---------- TESTO IN ESAME

A fronte di queste cifre e a fronte delle sue difficoltà finanziarie chi guida il Paese (destra e sinistra) decide di concedere finanziamenti diretti i o indiretti alle imprese nell’ordine di 11 miliardi annui (fonte: Il Corriere Economia). Contestualmente i governi nazionali (tutti) dirottano verso la Conferenza Episcopale Italiana una somma annua oscillante tra i quattro e i nove miliardi di euro annui (fonti: atti parlamentari della Repubblica Italiana; La Questua - Feltrinelli editore). Che cosa si deve pensare a questo punto? Mi vengono in mente solo tre cose. Uno, lo Stato per la presenza delle organizzazioni mafiose colluse con la politica non riesce ad esercitare la sua sovranità su pezzi interi di territorio: quindi non è un vero Stato. Due, le organizzazioni criminali con il controllo di parte del voto falsano la rappresentanza democratica. Se ne ricava che anche la fattispecie di democrazia non può valere per l’Italia. Anche se va detto che ci sono ragioni ben più profonde per le quali le democrazie moderne si possono ritenere svuotate nei fatti. Tre, in Italia circolano 1,8 milioni di collusi con le mafie. Di più, la sanzione per i reati commessi è bassissima, meno del 5%. Quindi se ne ricava che uno Stato che non è in grado di fare rispettare le sue leggi non possa definirsi stato di diritto. Se a questo aggiungiamo un governo in cui vi sono personaggi che hanno avuto rapporti diretti con mafiosi e che stanno spingendo per l’approvazione di provvedimenti palesemente incostituzionali (lo sostengono molti costituzionalisti tra i quali l’illustre Franco Cordéro) il quadro è completo.
L’Italia non è uno stato. L’Italia non è una democrazia. In Italia non c’è stato di diritto. L’Italia non è una repubblica fondata sul lavoro. L’Italia è un tavolo da poker in cui mondo economico, mondo politico, mondo mafioso e mondo ecclesiastico, scambiandosi ruoli e casacche, si giocano avidamente una posta rapinata a quei coglioni di cittadini, vittime o vittime e allo stesso tempo complici, che mai criticano radicalmente la banda dei quattro. Al massimo la invidiano. Il baratro è vicino? No già ci siamo, magari un po’ ci piace pure. E possiamo anche scavare più a fondo.

--------------------

◆ **I TUOI COMPITI**:
1. Secondo il testo, quante persone colluse con le mafie circolano in Italia?
2. Riporta il testo da "L’Italia non è uno" fino a "più a fondo.", chiamando "tavolo da gioco" ciò che vi è chiamato "tavolo da poker".
L'elenco è materiale a sé, distinto dal testo.

---------- SEZIONE DATI

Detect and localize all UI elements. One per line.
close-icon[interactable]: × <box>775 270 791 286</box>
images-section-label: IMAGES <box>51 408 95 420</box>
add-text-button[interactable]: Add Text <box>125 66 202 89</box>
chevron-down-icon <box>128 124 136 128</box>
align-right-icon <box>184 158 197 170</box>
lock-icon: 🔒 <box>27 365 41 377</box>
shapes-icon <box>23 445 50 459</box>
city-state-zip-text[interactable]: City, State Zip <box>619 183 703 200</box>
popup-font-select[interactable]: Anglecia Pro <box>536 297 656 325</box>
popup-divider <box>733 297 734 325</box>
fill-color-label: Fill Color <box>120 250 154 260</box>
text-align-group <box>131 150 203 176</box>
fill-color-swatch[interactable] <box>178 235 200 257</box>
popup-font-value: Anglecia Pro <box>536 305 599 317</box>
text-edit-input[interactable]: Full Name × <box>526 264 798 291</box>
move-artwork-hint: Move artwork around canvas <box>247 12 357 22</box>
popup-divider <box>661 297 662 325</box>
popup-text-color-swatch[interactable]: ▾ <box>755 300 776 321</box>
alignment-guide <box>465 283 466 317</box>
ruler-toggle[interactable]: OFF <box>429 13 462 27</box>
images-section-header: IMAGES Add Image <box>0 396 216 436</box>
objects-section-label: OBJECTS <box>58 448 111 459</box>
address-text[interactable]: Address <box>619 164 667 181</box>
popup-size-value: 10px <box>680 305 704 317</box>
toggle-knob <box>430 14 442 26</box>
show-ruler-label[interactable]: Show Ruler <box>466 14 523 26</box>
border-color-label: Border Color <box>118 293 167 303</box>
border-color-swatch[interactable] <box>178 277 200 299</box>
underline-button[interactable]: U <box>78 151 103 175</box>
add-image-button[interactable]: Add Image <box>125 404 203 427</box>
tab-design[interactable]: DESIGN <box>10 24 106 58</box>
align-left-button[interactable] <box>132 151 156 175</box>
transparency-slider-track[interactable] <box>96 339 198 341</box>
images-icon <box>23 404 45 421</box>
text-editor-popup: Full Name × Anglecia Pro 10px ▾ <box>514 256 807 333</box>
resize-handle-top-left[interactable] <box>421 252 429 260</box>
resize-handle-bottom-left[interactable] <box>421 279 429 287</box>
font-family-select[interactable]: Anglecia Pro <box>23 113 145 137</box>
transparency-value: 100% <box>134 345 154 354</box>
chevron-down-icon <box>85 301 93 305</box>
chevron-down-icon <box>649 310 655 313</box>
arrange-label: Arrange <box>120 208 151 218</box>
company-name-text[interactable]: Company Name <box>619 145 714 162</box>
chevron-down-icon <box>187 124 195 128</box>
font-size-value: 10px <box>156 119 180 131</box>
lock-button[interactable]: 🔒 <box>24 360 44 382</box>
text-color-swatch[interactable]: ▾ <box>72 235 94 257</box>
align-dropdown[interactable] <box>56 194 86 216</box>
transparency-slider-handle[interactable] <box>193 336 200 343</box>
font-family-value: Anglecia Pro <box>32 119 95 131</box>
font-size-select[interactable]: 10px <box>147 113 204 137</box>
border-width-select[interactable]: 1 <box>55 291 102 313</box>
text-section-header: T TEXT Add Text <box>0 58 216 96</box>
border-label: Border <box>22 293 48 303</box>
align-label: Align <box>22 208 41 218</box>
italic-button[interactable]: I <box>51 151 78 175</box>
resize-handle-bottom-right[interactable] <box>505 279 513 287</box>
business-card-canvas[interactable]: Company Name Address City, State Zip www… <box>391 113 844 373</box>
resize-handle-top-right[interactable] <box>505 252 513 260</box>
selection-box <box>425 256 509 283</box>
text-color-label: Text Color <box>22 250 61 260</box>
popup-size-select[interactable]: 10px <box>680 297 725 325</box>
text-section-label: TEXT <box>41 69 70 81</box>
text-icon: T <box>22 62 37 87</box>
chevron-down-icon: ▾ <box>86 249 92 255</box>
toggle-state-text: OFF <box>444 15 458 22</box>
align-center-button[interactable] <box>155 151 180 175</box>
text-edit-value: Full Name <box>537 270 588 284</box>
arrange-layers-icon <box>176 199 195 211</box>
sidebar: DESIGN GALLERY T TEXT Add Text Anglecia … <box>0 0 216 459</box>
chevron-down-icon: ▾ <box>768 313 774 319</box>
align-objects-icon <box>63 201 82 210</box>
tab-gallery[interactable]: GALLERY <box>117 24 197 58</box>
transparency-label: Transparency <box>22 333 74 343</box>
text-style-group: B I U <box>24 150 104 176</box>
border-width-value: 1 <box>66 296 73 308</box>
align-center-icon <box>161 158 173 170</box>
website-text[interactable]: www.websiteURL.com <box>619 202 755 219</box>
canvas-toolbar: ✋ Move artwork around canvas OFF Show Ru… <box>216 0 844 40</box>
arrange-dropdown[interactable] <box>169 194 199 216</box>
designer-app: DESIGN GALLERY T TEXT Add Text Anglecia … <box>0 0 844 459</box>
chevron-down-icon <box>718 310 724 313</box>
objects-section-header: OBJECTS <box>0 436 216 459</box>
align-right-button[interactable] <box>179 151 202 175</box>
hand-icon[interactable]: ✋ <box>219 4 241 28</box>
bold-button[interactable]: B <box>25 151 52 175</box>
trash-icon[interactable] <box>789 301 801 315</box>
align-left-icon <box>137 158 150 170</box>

--------------------

◆ **RISPOSTE SCRITTE**:
1. In Italia circolano 1,8 milioni di collusi con le mafie.

2.
L’Italia non è uno stato. L’Italia non è una democrazia. In Italia non c’è stato di diritto. L’Italia non è una repubblica fondata sul lavoro. L’Italia è un tavolo da gioco in cui mondo economico, mondo politico, mondo mafioso e mondo ecclesiastico, scambiandosi ruoli e casacche, si giocano avidamente una posta rapinata a quei coglioni di cittadini, vittime o vittime e allo stesso tempo complici, che mai criticano radicalmente la banda dei quattro. Al massimo la invidiano. Il baratro è vicino? No già ci siamo, magari un po’ ci piace pure. E possiamo anche scavare più a fondo.